**Problem to work on**
Reproduce all entries verbatim, with nothing added or dropped.

**Material for this exercise**
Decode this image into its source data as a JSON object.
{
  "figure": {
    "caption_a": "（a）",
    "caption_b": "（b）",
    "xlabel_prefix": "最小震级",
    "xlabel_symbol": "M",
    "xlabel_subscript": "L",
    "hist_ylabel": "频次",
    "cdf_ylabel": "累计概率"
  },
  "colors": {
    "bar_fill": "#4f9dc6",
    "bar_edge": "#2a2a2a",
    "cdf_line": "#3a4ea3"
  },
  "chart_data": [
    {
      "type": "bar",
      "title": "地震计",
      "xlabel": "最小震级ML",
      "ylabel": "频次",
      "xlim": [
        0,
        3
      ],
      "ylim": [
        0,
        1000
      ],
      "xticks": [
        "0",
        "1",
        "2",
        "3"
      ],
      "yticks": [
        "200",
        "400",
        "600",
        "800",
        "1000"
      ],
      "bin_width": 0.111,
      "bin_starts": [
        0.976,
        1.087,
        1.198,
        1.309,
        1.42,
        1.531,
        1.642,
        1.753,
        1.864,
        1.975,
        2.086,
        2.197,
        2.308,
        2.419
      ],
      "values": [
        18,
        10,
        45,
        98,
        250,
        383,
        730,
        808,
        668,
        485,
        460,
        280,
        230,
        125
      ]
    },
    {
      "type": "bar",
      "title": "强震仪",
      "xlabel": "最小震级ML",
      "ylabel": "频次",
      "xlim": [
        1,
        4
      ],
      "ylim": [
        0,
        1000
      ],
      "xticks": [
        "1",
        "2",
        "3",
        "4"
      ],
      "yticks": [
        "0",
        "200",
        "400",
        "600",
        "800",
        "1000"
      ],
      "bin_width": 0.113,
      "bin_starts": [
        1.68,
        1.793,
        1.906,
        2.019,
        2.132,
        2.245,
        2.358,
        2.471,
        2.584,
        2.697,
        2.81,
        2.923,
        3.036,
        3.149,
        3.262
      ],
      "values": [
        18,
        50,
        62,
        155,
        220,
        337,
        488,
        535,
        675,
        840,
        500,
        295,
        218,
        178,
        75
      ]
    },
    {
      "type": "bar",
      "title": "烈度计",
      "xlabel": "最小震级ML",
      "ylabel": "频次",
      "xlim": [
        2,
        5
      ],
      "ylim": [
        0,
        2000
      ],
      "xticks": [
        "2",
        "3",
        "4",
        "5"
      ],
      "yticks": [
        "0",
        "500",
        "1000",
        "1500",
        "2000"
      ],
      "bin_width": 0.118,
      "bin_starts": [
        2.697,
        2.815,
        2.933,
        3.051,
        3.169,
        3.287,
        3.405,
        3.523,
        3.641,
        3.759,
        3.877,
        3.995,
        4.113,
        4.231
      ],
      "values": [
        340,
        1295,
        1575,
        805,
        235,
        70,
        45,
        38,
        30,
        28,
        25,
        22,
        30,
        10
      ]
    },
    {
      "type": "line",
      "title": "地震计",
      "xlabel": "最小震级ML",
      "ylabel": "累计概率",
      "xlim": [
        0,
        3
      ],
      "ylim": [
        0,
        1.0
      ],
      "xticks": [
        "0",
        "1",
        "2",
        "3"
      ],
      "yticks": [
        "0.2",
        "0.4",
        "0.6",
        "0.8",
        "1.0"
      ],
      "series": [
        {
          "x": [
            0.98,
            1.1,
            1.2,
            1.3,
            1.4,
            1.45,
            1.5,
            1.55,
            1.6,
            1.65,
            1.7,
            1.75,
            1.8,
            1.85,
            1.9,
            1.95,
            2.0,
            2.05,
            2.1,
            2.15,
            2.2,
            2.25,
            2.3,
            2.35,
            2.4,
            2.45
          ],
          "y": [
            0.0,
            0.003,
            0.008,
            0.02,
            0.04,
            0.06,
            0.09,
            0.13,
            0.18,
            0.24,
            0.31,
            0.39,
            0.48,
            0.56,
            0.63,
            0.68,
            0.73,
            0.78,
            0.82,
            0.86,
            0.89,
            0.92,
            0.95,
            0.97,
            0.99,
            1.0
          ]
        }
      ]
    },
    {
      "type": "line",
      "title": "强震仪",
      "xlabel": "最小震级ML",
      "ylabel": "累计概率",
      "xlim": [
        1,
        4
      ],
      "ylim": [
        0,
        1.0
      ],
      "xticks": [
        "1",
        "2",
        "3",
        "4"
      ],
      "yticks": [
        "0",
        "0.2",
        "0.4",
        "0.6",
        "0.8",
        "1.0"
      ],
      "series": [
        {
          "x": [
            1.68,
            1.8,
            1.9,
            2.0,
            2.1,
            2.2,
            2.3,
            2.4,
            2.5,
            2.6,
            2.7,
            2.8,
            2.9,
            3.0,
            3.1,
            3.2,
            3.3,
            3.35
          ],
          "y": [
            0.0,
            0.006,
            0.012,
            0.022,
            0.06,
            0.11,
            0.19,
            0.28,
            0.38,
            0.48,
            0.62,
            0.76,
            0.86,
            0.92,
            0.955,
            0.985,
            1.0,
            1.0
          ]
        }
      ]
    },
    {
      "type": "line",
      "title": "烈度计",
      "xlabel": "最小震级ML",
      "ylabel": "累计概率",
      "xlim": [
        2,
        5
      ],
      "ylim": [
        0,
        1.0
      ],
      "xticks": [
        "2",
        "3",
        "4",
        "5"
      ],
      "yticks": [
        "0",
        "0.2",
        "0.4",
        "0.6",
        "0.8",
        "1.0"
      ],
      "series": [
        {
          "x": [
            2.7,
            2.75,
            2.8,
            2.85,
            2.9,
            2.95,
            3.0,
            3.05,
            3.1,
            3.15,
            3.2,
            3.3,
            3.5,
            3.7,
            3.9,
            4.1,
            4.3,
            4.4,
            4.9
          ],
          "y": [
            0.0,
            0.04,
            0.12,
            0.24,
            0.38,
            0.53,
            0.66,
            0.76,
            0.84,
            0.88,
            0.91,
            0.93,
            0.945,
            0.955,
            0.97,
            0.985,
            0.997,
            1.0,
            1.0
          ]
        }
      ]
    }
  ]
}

**Solution to the problem**
Decode this image into its source data as a JSON object.
{
  "figure": {
    "caption_a": "（a）",
    "caption_b": "（b）",
    "xlabel_prefix": "最小震级",
    "xlabel_symbol": "M",
    "xlabel_subscript": "L",
    "hist_ylabel": "频次",
    "cdf_ylabel": "累计概率"
  },
  "colors": {
    "bar_fill": "#4f9dc6",
    "bar_edge": "#2a2a2a",
    "cdf_line": "#3a4ea3"
  },
  "chart_data": [
    {
      "type": "bar",
      "title": "地震计",
      "xlabel": "最小震级ML",
      "ylabel": "频次",
      "xlim": [
        0,
        3
      ],
      "ylim": [
        0,
        1000
      ],
      "xticks": [
        "0",
        "1",
        "2",
        "3"
      ],
      "yticks": [
        "200",
        "400",
        "600",
        "800",
        "1000"
      ],
      "bin_width": 0.111,
      "bin_starts": [
        0.976,
        1.087,
        1.198,
        1.309,
        1.42,
        1.531,
        1.642,
        1.753,
        1.864,
        1.975,
        2.086,
        2.197,
        2.308,
        2.419
      ],
      "values": [
        18,
        10,
        45,
        98,
        250,
        383,
        730,
        808,
        668,
        485,
        460,
        280,
        230,
        125
      ]
    },
    {
      "type": "bar",
      "title": "强震仪",
      "xlabel": "最小震级ML",
      "ylabel": "频次",
      "xlim": [
        1,
        4
      ],
      "ylim": [
        0,
        1000
      ],
      "xticks": [
        "1",
        "2",
        "3",
        "4"
      ],
      "yticks": [
        "0",
        "200",
        "400",
        "600",
        "800",
        "1000"
      ],
      "bin_width": 0.113,
      "bin_starts": [
        1.68,
        1.793,
        1.906,
        2.019,
        2.132,
        2.245,
        2.358,
        2.471,
        2.584,
        2.697,
        2.81,
        2.923,
        3.036,
        3.149,
        3.262
      ],
      "values": [
        18,
        50,
        62,
        155,
        220,
        337,
        488,
        535,
        675,
        840,
        500,
        295,
        218,
        178,
        75
      ]
    },
    {
      "type": "bar",
      "title": "烈度计",
      "xlabel": "最小震级ML",
      "ylabel": "频次",
      "xlim": [
        2,
        5
      ],
      "ylim": [
        0,
        2000
      ],
      "xticks": [
        "2",
        "3",
        "4",
        "5"
      ],
      "yticks": [
        "0",
        "500",
        "1000",
        "1500",
        "2000"
      ],
      "bin_width": 0.118,
      "bin_starts": [
        2.697,
        2.815,
        2.933,
        3.051,
        3.169,
        3.287,
        3.405,
        3.523,
        3.641,
        3.759,
        3.877,
        3.995,
        4.113,
        4.231
      ],
      "values": [
        340,
        1295,
        1575,
        805,
        235,
        70,
        45,
        38,
        30,
        28,
        25,
        22,
        30,
        10
      ]
    },
    {
      "type": "line",
      "title": "地震计",
      "xlabel": "最小震级ML",
      "ylabel": "累计概率",
      "xlim": [
        0,
        3
      ],
      "ylim": [
        0,
        1.0
      ],
      "xticks": [
        "0",
        "1",
        "2",
        "3"
      ],
      "yticks": [
        "0.2",
        "0.4",
        "0.6",
        "0.8",
        "1.0"
      ],
      "series": [
        {
          "x": [
            0.98,
            1.1,
            1.2,
            1.3,
            1.4,
            1.45,
            1.5,
            1.55,
            1.6,
            1.65,
            1.7,
            1.75,
            1.8,
            1.85,
            1.9,
            1.95,
            2.0,
            2.05,
            2.1,
            2.15,
            2.2,
            2.25,
            2.3,
            2.35,
            2.4,
            2.45
          ],
          "y": [
            0.0,
            0.003,
            0.008,
            0.02,
            0.04,
            0.06,
            0.09,
            0.13,
            0.18,
            0.24,
            0.31,
            0.39,
            0.48,
            0.56,
            0.63,
            0.68,
            0.73,
            0.78,
            0.82,
            0.86,
            0.89,
            0.92,
            0.95,
            0.97,
            0.99,
            1.0
          ]
        }
      ]
    },
    {
      "type": "line",
      "title": "强震仪",
      "xlabel": "最小震级ML",
      "ylabel": "累计概率",
      "xlim": [
        1,
        4
      ],
      "ylim": [
        0,
        1.0
      ],
      "xticks": [
        "1",
        "2",
        "3",
        "4"
      ],
      "yticks": [
        "0",
        "0.2",
        "0.4",
        "0.6",
        "0.8",
        "1.0"
      ],
      "series": [
        {
          "x": [
            1.68,
            1.8,
            1.9,
            2.0,
            2.1,
            2.2,
            2.3,
            2.4,
            2.5,
            2.6,
            2.7,
            2.8,
            2.9,
            3.0,
            3.1,
            3.2,
            3.3,
            3.35
          ],
          "y": [
            0.0,
            0.006,
            0.012,
            0.022,
            0.06,
            0.11,
            0.19,
            0.28,
            0.38,
            0.48,
            0.62,
            0.76,
            0.86,
            0.92,
            0.955,
            0.985,
            1.0,
            1.0
          ]
        }
      ]
    },
    {
      "type": "line",
      "title": "烈度计",
      "xlabel": "最小震级ML",
      "ylabel": "累计概率",
      "xlim": [
        2,
        5
      ],
      "ylim": [
        0,
        1.0
      ],
      "xticks": [
        "2",
        "3",
        "4",
        "5"
      ],
      "yticks": [
        "0",
        "0.2",
        "0.4",
        "0.6",
        "0.8",
        "1.0"
      ],
      "series": [
        {
          "x": [
            2.7,
            2.75,
            2.8,
            2.85,
            2.9,
            2.95,
            3.0,
            3.05,
            3.1,
            3.15,
            3.2,
            3.3,
            3.5,
            3.7,
            3.9,
            4.1,
            4.3,
            4.4,
            4.9
          ],
          "y": [
            0.0,
            0.04,
            0.12,
            0.24,
            0.38,
            0.53,
            0.66,
            0.76,
            0.84,
            0.88,
            0.91,
            0.93,
            0.945,
            0.955,
            0.97,
            0.985,
            0.997,
            1.0,
            1.0
          ]
        }
      ]
    }
  ]
}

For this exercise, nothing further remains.